#### GIVEN INSTRUCTION:
In the material below, identify each line bearing the word "this". Reproduce those lines.

#### Collection entries:
- - - - - - -
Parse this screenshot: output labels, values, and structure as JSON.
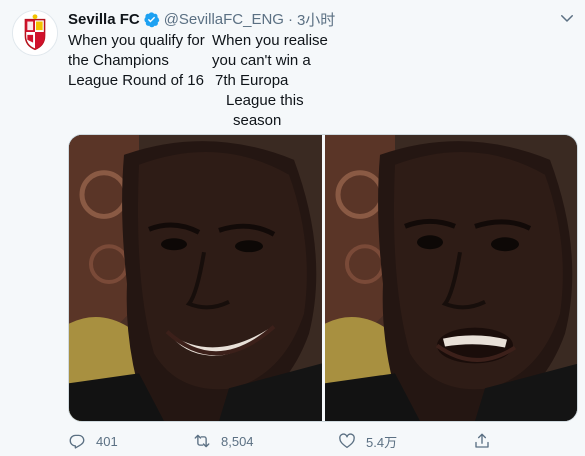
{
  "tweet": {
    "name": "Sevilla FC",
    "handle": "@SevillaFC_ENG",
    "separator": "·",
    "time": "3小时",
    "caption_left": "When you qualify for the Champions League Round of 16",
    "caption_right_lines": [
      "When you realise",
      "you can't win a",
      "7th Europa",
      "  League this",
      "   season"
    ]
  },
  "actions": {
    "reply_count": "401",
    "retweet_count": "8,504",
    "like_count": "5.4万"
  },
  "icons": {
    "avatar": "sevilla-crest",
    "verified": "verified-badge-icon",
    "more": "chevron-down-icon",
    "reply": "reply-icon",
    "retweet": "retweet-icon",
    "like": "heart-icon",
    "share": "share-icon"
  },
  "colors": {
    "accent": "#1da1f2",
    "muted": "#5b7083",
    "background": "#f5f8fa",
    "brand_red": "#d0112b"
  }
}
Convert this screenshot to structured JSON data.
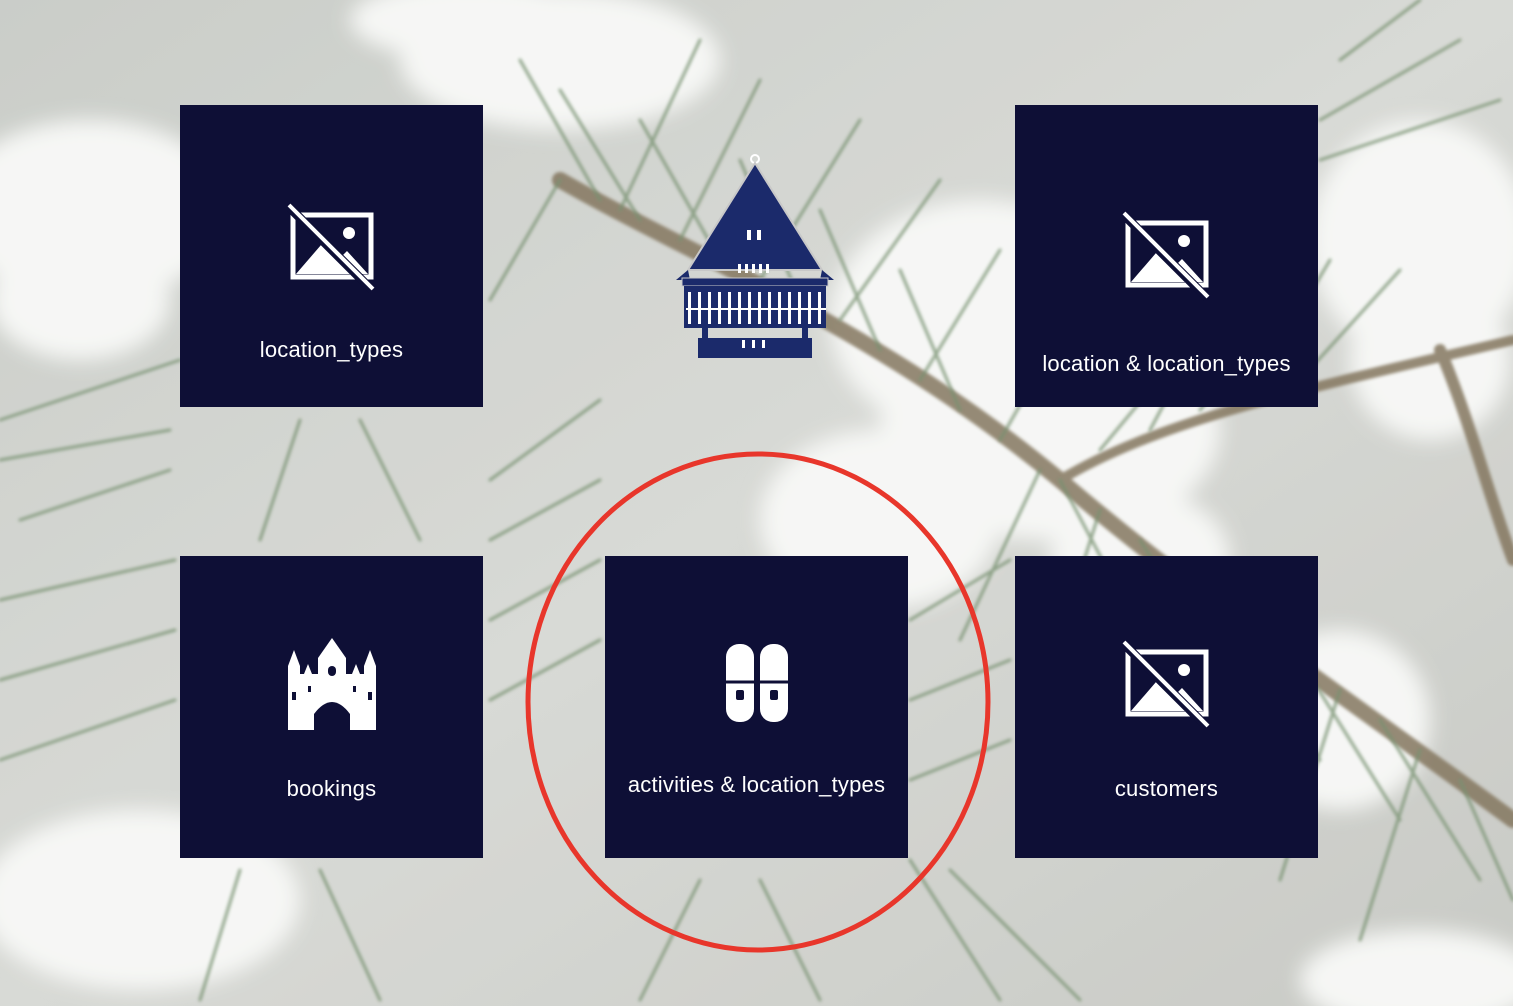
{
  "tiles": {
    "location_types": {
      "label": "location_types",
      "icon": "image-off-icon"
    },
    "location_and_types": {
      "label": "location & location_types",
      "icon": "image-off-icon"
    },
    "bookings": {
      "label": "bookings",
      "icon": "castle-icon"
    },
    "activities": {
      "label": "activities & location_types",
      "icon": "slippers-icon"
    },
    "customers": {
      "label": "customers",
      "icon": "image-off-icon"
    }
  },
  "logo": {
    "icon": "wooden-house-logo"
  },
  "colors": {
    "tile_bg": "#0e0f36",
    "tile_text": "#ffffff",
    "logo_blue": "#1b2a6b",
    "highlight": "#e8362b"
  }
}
- - - - - - -
#### EXERCISE ANSWER:
Parse this screenshot: output labels, values, and structure as JSON.
      "  League this",
Convert this screenshot to structured JSON data.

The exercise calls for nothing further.